==== Raw records ====

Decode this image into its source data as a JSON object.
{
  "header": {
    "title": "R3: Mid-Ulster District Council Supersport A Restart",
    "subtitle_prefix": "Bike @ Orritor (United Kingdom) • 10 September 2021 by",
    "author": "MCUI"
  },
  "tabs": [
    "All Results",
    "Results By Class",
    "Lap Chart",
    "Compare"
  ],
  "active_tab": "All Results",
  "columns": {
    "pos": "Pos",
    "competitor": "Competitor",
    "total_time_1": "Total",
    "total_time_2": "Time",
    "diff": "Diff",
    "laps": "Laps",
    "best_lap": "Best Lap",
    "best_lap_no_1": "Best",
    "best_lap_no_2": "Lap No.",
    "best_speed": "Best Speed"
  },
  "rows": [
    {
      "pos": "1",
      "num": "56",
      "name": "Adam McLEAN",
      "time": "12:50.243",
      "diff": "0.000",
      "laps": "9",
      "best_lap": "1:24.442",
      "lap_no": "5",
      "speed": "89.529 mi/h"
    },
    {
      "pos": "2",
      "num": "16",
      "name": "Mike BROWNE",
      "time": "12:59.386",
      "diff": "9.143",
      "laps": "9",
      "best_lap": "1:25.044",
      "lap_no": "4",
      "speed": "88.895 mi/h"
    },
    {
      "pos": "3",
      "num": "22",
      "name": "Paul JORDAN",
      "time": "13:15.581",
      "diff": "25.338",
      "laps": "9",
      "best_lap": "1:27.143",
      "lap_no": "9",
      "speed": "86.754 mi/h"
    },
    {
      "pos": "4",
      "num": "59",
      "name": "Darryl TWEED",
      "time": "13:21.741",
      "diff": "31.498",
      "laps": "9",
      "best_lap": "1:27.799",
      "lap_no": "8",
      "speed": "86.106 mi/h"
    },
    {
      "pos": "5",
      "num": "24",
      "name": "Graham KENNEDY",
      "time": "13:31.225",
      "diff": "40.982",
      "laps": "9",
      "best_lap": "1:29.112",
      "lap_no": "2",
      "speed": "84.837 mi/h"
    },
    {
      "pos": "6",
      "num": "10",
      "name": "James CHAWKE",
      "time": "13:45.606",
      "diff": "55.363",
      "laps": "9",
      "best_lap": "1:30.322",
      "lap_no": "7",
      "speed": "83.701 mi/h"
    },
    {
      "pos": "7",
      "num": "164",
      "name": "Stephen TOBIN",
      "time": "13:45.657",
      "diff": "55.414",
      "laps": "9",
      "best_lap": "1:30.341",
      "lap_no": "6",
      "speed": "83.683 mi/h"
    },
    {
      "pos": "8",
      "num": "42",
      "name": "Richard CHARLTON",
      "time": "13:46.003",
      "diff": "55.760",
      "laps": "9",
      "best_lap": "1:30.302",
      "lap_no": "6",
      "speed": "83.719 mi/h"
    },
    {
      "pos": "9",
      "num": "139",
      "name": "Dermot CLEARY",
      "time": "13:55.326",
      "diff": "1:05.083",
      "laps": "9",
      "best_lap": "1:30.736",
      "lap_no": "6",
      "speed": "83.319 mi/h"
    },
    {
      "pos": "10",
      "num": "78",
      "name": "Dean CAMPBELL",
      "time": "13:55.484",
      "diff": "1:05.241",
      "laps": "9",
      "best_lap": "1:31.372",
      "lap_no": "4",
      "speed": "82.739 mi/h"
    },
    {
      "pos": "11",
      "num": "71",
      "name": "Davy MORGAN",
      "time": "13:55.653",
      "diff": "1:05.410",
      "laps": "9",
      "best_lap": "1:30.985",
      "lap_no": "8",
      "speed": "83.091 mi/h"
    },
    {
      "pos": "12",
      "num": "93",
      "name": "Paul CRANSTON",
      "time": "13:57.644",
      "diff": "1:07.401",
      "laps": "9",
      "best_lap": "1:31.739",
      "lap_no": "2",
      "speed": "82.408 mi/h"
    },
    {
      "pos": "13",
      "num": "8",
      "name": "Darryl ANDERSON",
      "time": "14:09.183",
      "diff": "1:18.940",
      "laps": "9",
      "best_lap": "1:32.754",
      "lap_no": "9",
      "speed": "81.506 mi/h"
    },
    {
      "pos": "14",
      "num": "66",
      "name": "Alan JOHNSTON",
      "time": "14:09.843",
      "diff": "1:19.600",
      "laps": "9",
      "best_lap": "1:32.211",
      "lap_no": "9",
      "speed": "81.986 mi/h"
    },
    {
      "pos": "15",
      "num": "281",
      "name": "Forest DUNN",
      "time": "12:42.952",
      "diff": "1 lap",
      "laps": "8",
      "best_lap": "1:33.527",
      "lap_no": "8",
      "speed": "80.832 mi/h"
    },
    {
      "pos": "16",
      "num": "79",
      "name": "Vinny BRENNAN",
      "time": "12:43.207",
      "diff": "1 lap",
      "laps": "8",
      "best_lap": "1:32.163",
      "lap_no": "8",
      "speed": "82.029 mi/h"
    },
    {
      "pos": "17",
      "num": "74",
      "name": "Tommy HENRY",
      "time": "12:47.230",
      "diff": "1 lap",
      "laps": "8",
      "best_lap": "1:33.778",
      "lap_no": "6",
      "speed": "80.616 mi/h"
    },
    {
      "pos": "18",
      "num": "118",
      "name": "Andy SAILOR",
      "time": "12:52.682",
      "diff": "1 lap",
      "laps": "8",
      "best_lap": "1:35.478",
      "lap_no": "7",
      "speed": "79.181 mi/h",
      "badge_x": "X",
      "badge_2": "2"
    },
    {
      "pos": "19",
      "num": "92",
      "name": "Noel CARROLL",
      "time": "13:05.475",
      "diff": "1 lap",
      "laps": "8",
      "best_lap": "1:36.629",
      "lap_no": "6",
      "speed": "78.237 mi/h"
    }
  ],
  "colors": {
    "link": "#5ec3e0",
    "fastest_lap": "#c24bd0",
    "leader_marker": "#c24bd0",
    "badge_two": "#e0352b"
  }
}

====

• [Short exercise]:
Gather up the lines that contain the word "Darryl".

• [Worked answer]:
      "name": "Darryl TWEED",
      "name": "Darryl ANDERSON",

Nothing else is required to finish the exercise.